### Required work
Your job is to retype all of the data word for word, leaving every image out.

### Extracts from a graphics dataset
*****
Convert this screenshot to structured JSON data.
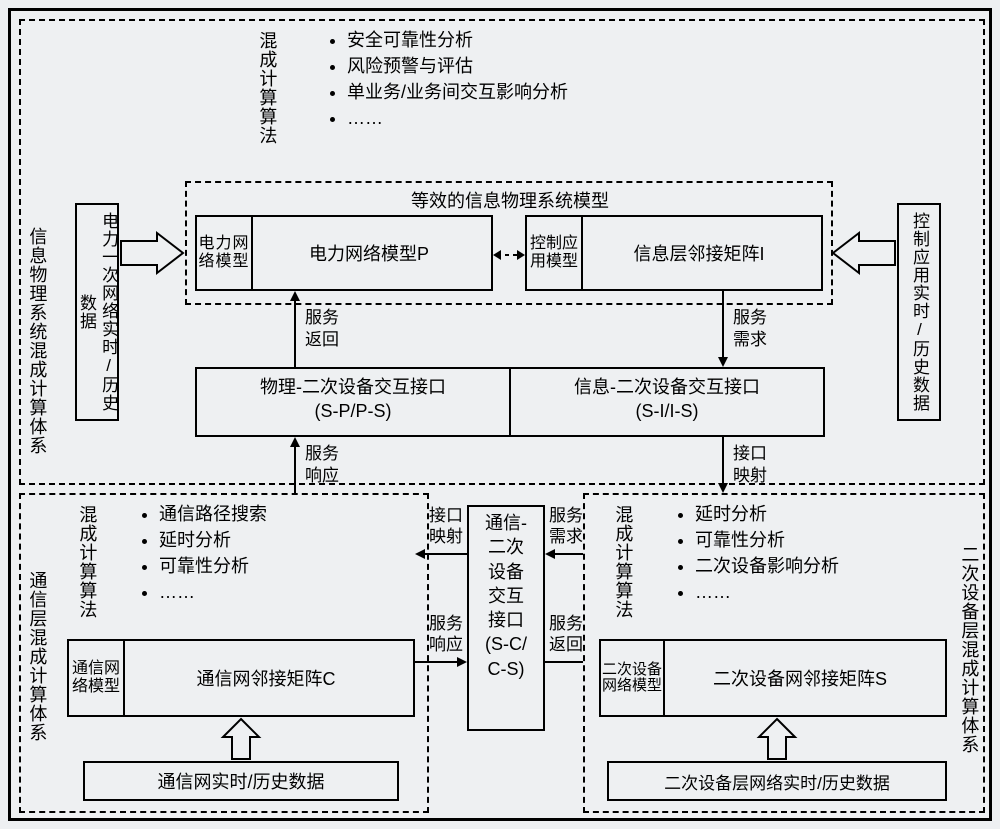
{
  "regions": {
    "top": {
      "title_label": "信息物理系统混成计算体系"
    },
    "bl": {
      "title_label": "通信层混成计算体系"
    },
    "br": {
      "title_label": "二次设备层混成计算体系"
    }
  },
  "top": {
    "algo_header": "混成计算算法",
    "algo_items": [
      "安全可靠性分析",
      "风险预警与评估",
      "单业务/业务间交互影响分析",
      "……"
    ],
    "equiv_title": "等效的信息物理系统模型",
    "left_data_box": "电力一次网络实时/历史数据",
    "right_data_box": "控制应用实时/历史数据",
    "p_small_label": "电力网络模型",
    "p_box": "电力网络模型P",
    "i_small_label": "控制应用模型",
    "i_box": "信息层邻接矩阵I",
    "sp_box": "物理-二次设备交互接口",
    "sp_sub": "(S-P/P-S)",
    "si_box": "信息-二次设备交互接口",
    "si_sub": "(S-I/I-S)",
    "lbl_serv_return": "服务返回",
    "lbl_serv_demand": "服务需求",
    "lbl_serv_resp": "服务响应",
    "lbl_intf_map": "接口映射"
  },
  "bl": {
    "algo_header": "混成计算算法",
    "algo_items": [
      "通信路径搜索",
      "延时分析",
      "可靠性分析",
      "……"
    ],
    "small_label": "通信网络模型",
    "c_box": "通信网邻接矩阵C",
    "bottom_data": "通信网实时/历史数据"
  },
  "mid": {
    "cs_box_l1": "通信-",
    "cs_box_l2": "二次",
    "cs_box_l3": "设备",
    "cs_box_l4": "交互",
    "cs_box_l5": "接口",
    "cs_box_l6": "(S-C/",
    "cs_box_l7": "C-S)",
    "lbl_left_top": "接口映射",
    "lbl_left_bot": "服务响应",
    "lbl_right_top": "服务需求",
    "lbl_right_bot": "服务返回"
  },
  "br": {
    "algo_header": "混成计算算法",
    "algo_items": [
      "延时分析",
      "可靠性分析",
      "二次设备影响分析",
      "……"
    ],
    "small_label": "二次设备网络模型",
    "s_box": "二次设备网邻接矩阵S",
    "bottom_data": "二次设备层网络实时/历史数据"
  },
  "style": {
    "bg": "#eef0f2",
    "line": "#000000",
    "font_main": 17,
    "font_small": 16
  }
}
*****
### Task response
Convert this screenshot to structured JSON data.
{
  "regions": {
    "top": {
      "title_label": "信息物理系统混成计算体系"
    },
    "bl": {
      "title_label": "通信层混成计算体系"
    },
    "br": {
      "title_label": "二次设备层混成计算体系"
    }
  },
  "top": {
    "algo_header": "混成计算算法",
    "algo_items": [
      "安全可靠性分析",
      "风险预警与评估",
      "单业务/业务间交互影响分析",
      "……"
    ],
    "equiv_title": "等效的信息物理系统模型",
    "left_data_box": "电力一次网络实时/历史数据",
    "right_data_box": "控制应用实时/历史数据",
    "p_small_label": "电力网络模型",
    "p_box": "电力网络模型P",
    "i_small_label": "控制应用模型",
    "i_box": "信息层邻接矩阵I",
    "sp_box": "物理-二次设备交互接口",
    "sp_sub": "(S-P/P-S)",
    "si_box": "信息-二次设备交互接口",
    "si_sub": "(S-I/I-S)",
    "lbl_serv_return": "服务返回",
    "lbl_serv_demand": "服务需求",
    "lbl_serv_resp": "服务响应",
    "lbl_intf_map": "接口映射"
  },
  "bl": {
    "algo_header": "混成计算算法",
    "algo_items": [
      "通信路径搜索",
      "延时分析",
      "可靠性分析",
      "……"
    ],
    "small_label": "通信网络模型",
    "c_box": "通信网邻接矩阵C",
    "bottom_data": "通信网实时/历史数据"
  },
  "mid": {
    "cs_box_l1": "通信-",
    "cs_box_l2": "二次",
    "cs_box_l3": "设备",
    "cs_box_l4": "交互",
    "cs_box_l5": "接口",
    "cs_box_l6": "(S-C/",
    "cs_box_l7": "C-S)",
    "lbl_left_top": "接口映射",
    "lbl_left_bot": "服务响应",
    "lbl_right_top": "服务需求",
    "lbl_right_bot": "服务返回"
  },
  "br": {
    "algo_header": "混成计算算法",
    "algo_items": [
      "延时分析",
      "可靠性分析",
      "二次设备影响分析",
      "……"
    ],
    "small_label": "二次设备网络模型",
    "s_box": "二次设备网邻接矩阵S",
    "bottom_data": "二次设备层网络实时/历史数据"
  },
  "style": {
    "bg": "#eef0f2",
    "line": "#000000",
    "font_main": 17,
    "font_small": 16
  }
}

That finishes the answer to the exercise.